▶ [Given problem]
In the data that follows, count each line holding the string "this"; answer with the number only.

▶ [Recorded data]

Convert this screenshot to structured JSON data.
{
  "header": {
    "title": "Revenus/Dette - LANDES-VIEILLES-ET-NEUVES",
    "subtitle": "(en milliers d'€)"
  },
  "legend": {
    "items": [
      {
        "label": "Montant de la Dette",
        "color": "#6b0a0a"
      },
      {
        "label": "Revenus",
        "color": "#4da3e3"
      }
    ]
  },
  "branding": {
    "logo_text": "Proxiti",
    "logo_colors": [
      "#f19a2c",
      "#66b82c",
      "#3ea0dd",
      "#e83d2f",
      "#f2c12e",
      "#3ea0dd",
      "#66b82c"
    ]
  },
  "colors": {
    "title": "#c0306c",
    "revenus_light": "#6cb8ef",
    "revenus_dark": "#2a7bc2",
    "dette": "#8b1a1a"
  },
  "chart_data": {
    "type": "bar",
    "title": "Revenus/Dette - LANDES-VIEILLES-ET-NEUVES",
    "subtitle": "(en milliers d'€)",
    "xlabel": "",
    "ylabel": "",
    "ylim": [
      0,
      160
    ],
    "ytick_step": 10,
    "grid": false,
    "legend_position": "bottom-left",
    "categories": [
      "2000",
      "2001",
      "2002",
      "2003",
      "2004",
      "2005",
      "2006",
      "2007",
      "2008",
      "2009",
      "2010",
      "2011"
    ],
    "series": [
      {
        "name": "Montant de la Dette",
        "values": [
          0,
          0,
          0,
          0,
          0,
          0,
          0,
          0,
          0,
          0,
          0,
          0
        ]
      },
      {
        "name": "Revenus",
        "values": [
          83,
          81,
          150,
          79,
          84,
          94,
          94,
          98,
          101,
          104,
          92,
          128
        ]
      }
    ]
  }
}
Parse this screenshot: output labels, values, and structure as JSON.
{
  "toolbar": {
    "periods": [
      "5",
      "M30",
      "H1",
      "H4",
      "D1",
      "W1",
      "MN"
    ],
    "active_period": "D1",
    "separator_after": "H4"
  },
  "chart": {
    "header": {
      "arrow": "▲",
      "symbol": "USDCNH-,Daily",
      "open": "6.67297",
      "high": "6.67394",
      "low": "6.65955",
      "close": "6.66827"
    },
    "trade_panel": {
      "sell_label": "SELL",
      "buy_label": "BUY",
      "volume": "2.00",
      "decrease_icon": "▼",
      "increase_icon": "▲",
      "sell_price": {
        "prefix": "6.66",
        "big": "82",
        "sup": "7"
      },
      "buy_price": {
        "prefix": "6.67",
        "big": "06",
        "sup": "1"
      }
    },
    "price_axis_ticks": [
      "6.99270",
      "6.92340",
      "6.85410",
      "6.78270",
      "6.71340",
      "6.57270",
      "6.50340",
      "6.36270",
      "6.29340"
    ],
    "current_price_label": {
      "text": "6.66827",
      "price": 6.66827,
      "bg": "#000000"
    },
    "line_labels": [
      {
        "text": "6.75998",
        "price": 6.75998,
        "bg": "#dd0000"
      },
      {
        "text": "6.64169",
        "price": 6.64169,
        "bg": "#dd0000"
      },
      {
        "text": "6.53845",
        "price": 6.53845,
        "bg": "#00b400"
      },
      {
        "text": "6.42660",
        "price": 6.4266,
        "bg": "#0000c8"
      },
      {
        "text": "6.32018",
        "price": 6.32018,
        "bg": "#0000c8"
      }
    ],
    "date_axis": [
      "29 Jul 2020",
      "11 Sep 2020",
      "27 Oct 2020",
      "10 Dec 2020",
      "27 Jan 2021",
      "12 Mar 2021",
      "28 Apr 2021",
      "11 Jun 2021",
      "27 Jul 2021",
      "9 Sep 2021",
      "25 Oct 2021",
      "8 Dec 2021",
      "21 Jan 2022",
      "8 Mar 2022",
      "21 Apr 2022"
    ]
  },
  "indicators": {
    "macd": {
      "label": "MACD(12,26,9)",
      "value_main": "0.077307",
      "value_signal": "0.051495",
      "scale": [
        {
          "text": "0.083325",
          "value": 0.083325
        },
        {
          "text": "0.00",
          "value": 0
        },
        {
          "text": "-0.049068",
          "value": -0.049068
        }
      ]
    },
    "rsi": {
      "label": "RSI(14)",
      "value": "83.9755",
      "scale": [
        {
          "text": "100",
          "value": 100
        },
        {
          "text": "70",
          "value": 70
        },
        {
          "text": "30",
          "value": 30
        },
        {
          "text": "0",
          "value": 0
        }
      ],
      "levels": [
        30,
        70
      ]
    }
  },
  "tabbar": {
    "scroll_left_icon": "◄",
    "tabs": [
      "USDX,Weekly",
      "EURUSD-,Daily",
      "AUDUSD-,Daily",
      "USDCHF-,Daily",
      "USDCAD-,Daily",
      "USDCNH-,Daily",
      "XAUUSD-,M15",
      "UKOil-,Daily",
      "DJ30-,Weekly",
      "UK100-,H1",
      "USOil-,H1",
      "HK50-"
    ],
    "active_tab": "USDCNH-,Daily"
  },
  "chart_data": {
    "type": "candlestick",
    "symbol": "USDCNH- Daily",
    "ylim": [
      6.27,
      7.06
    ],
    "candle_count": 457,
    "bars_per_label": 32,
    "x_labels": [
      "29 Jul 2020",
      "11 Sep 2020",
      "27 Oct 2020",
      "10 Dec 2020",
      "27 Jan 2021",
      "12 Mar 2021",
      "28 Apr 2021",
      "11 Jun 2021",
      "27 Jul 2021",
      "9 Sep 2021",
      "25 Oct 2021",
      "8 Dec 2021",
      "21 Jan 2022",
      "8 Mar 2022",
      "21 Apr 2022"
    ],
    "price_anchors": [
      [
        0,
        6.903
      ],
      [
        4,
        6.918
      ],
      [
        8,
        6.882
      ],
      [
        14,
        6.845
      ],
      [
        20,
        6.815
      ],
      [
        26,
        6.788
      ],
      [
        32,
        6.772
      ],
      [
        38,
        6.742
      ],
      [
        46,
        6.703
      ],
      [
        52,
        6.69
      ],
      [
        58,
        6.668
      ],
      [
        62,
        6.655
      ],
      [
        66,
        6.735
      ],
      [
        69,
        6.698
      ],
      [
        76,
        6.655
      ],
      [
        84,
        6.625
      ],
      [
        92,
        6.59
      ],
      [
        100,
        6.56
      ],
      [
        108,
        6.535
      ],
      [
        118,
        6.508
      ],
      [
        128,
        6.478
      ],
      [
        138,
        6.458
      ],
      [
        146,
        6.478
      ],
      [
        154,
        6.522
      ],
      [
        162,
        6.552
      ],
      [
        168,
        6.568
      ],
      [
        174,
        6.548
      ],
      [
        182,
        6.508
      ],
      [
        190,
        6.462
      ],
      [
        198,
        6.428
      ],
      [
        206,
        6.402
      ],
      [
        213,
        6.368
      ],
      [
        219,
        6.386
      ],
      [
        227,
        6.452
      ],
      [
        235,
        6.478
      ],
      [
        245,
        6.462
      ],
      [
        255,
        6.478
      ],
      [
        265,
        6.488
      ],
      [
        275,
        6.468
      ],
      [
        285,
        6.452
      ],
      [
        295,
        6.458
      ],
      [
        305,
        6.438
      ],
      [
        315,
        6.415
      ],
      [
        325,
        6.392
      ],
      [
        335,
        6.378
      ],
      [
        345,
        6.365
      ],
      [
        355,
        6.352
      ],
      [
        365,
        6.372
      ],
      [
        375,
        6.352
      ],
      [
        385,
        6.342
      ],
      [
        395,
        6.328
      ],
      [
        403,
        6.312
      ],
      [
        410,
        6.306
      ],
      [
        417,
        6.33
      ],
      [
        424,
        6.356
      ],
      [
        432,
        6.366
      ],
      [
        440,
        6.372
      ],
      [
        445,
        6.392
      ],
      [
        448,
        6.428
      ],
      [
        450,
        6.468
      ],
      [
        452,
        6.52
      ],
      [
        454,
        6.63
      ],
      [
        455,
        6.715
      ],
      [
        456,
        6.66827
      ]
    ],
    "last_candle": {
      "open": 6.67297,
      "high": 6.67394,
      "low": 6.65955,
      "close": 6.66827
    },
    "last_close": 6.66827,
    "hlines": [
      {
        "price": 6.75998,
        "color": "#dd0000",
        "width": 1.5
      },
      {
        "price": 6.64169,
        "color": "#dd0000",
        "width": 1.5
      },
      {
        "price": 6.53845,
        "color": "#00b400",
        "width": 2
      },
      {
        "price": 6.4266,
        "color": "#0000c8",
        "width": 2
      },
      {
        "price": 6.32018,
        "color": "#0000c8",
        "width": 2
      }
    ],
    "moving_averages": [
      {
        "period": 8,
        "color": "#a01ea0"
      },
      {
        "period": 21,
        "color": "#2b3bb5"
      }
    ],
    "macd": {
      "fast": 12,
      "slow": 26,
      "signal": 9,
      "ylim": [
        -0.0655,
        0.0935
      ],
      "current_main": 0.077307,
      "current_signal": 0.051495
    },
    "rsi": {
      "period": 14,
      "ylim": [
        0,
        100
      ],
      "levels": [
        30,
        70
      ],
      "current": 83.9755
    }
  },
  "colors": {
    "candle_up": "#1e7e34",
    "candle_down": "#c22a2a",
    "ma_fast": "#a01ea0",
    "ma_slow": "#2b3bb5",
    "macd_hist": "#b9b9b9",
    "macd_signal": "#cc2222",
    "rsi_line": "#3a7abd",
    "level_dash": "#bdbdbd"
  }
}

▶ [Correct output]
2